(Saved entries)
====================

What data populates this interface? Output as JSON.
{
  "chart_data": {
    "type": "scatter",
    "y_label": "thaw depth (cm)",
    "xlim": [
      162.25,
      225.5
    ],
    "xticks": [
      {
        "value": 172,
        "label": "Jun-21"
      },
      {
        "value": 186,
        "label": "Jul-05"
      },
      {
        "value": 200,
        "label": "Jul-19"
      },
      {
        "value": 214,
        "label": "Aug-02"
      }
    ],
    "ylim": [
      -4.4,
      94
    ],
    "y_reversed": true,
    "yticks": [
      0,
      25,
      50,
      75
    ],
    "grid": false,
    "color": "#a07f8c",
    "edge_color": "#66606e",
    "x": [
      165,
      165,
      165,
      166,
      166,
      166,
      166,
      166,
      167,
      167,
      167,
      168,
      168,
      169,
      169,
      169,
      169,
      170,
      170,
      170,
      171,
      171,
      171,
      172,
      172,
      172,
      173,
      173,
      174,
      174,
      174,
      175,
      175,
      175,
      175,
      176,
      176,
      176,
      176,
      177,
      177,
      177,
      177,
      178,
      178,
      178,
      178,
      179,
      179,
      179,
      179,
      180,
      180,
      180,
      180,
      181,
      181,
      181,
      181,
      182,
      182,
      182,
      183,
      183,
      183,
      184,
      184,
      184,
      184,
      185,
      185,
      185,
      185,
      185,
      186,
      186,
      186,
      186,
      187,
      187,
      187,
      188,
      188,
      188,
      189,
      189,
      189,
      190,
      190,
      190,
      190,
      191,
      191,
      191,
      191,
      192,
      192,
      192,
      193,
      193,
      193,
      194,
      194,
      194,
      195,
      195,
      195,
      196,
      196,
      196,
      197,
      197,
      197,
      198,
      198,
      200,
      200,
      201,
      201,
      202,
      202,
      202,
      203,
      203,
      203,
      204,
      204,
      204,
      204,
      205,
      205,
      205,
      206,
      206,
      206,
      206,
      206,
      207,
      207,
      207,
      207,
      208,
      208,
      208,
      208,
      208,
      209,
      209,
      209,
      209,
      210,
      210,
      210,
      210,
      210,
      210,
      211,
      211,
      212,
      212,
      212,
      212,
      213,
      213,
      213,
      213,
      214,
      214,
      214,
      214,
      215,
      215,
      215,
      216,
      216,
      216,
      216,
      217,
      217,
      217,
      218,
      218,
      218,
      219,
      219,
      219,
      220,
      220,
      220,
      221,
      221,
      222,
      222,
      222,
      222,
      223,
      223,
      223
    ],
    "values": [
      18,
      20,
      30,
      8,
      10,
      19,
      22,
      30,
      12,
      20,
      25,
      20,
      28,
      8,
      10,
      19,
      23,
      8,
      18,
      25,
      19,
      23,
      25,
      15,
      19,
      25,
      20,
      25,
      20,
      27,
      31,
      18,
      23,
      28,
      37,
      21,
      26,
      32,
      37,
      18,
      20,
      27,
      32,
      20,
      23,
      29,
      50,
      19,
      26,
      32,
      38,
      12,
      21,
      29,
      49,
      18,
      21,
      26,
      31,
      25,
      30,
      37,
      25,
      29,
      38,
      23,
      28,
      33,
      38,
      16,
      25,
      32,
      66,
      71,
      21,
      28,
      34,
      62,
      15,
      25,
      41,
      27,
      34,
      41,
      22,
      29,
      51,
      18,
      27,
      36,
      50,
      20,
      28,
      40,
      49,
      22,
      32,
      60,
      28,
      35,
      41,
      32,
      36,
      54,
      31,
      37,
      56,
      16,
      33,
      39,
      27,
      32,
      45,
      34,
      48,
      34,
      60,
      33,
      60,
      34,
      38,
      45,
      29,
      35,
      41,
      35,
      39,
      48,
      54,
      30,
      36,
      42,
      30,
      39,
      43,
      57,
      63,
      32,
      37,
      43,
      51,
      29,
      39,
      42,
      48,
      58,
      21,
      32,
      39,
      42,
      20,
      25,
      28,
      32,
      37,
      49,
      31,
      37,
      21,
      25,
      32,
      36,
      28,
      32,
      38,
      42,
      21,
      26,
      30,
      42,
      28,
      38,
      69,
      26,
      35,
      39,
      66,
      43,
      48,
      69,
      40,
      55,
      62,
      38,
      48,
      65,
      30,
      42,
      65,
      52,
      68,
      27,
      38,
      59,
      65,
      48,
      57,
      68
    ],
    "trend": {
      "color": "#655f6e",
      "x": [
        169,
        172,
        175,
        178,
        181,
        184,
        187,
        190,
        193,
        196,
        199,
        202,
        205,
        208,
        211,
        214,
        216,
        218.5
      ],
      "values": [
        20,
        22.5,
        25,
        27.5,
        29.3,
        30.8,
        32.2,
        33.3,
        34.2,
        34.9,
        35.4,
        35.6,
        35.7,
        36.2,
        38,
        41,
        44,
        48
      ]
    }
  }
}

====================

## [WRITTEN PROBLEM]
Return the listing above in full, character for character.

## [CORRECT ANSWER]
What data populates this interface? Output as JSON.
{
  "chart_data": {
    "type": "scatter",
    "y_label": "thaw depth (cm)",
    "xlim": [
      162.25,
      225.5
    ],
    "xticks": [
      {
        "value": 172,
        "label": "Jun-21"
      },
      {
        "value": 186,
        "label": "Jul-05"
      },
      {
        "value": 200,
        "label": "Jul-19"
      },
      {
        "value": 214,
        "label": "Aug-02"
      }
    ],
    "ylim": [
      -4.4,
      94
    ],
    "y_reversed": true,
    "yticks": [
      0,
      25,
      50,
      75
    ],
    "grid": false,
    "color": "#a07f8c",
    "edge_color": "#66606e",
    "x": [
      165,
      165,
      165,
      166,
      166,
      166,
      166,
      166,
      167,
      167,
      167,
      168,
      168,
      169,
      169,
      169,
      169,
      170,
      170,
      170,
      171,
      171,
      171,
      172,
      172,
      172,
      173,
      173,
      174,
      174,
      174,
      175,
      175,
      175,
      175,
      176,
      176,
      176,
      176,
      177,
      177,
      177,
      177,
      178,
      178,
      178,
      178,
      179,
      179,
      179,
      179,
      180,
      180,
      180,
      180,
      181,
      181,
      181,
      181,
      182,
      182,
      182,
      183,
      183,
      183,
      184,
      184,
      184,
      184,
      185,
      185,
      185,
      185,
      185,
      186,
      186,
      186,
      186,
      187,
      187,
      187,
      188,
      188,
      188,
      189,
      189,
      189,
      190,
      190,
      190,
      190,
      191,
      191,
      191,
      191,
      192,
      192,
      192,
      193,
      193,
      193,
      194,
      194,
      194,
      195,
      195,
      195,
      196,
      196,
      196,
      197,
      197,
      197,
      198,
      198,
      200,
      200,
      201,
      201,
      202,
      202,
      202,
      203,
      203,
      203,
      204,
      204,
      204,
      204,
      205,
      205,
      205,
      206,
      206,
      206,
      206,
      206,
      207,
      207,
      207,
      207,
      208,
      208,
      208,
      208,
      208,
      209,
      209,
      209,
      209,
      210,
      210,
      210,
      210,
      210,
      210,
      211,
      211,
      212,
      212,
      212,
      212,
      213,
      213,
      213,
      213,
      214,
      214,
      214,
      214,
      215,
      215,
      215,
      216,
      216,
      216,
      216,
      217,
      217,
      217,
      218,
      218,
      218,
      219,
      219,
      219,
      220,
      220,
      220,
      221,
      221,
      222,
      222,
      222,
      222,
      223,
      223,
      223
    ],
    "values": [
      18,
      20,
      30,
      8,
      10,
      19,
      22,
      30,
      12,
      20,
      25,
      20,
      28,
      8,
      10,
      19,
      23,
      8,
      18,
      25,
      19,
      23,
      25,
      15,
      19,
      25,
      20,
      25,
      20,
      27,
      31,
      18,
      23,
      28,
      37,
      21,
      26,
      32,
      37,
      18,
      20,
      27,
      32,
      20,
      23,
      29,
      50,
      19,
      26,
      32,
      38,
      12,
      21,
      29,
      49,
      18,
      21,
      26,
      31,
      25,
      30,
      37,
      25,
      29,
      38,
      23,
      28,
      33,
      38,
      16,
      25,
      32,
      66,
      71,
      21,
      28,
      34,
      62,
      15,
      25,
      41,
      27,
      34,
      41,
      22,
      29,
      51,
      18,
      27,
      36,
      50,
      20,
      28,
      40,
      49,
      22,
      32,
      60,
      28,
      35,
      41,
      32,
      36,
      54,
      31,
      37,
      56,
      16,
      33,
      39,
      27,
      32,
      45,
      34,
      48,
      34,
      60,
      33,
      60,
      34,
      38,
      45,
      29,
      35,
      41,
      35,
      39,
      48,
      54,
      30,
      36,
      42,
      30,
      39,
      43,
      57,
      63,
      32,
      37,
      43,
      51,
      29,
      39,
      42,
      48,
      58,
      21,
      32,
      39,
      42,
      20,
      25,
      28,
      32,
      37,
      49,
      31,
      37,
      21,
      25,
      32,
      36,
      28,
      32,
      38,
      42,
      21,
      26,
      30,
      42,
      28,
      38,
      69,
      26,
      35,
      39,
      66,
      43,
      48,
      69,
      40,
      55,
      62,
      38,
      48,
      65,
      30,
      42,
      65,
      52,
      68,
      27,
      38,
      59,
      65,
      48,
      57,
      68
    ],
    "trend": {
      "color": "#655f6e",
      "x": [
        169,
        172,
        175,
        178,
        181,
        184,
        187,
        190,
        193,
        196,
        199,
        202,
        205,
        208,
        211,
        214,
        216,
        218.5
      ],
      "values": [
        20,
        22.5,
        25,
        27.5,
        29.3,
        30.8,
        32.2,
        33.3,
        34.2,
        34.9,
        35.4,
        35.6,
        35.7,
        36.2,
        38,
        41,
        44,
        48
      ]
    }
  }
}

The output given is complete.